Saved data entries:
▬▬▬
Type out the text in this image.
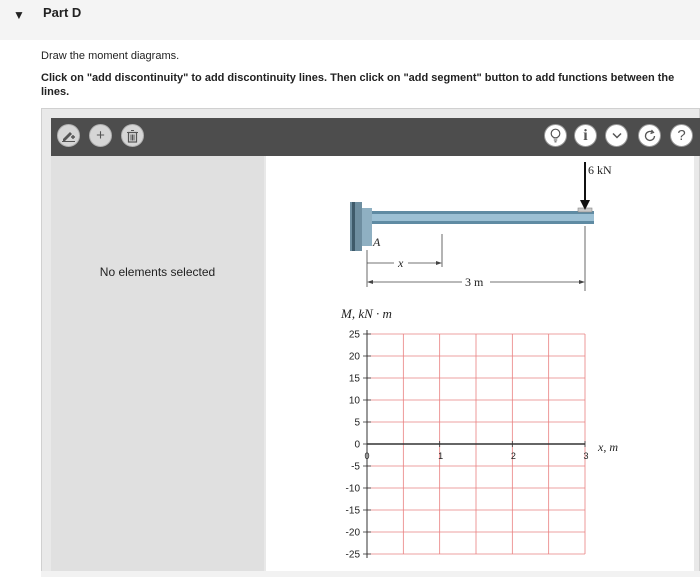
▼ Part D
Draw the moment diagrams.
Click on "add discontinuity" to add discontinuity lines. Then click on "add segment" button to add functions between the lines.
+	i	?
No elements selected
6 kN
A
x
3 m
M, kN · m
x, m
25
20
15
10
5
0
-5
-10
-15
-20
-25
0	1	2	3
▬▬▬
_Direction_. Repeat the records above exactly, omitting every picture.

_Full response_.
Type out the text in this image.
▼ Part D
Draw the moment diagrams.
Click on "add discontinuity" to add discontinuity lines. Then click on "add segment" button to add functions between the lines.
+	i	?
No elements selected
6 kN
A
x
3 m
M, kN · m
x, m
25
20
15
10
5
0
-5
-10
-15
-20
-25
0	1	2	3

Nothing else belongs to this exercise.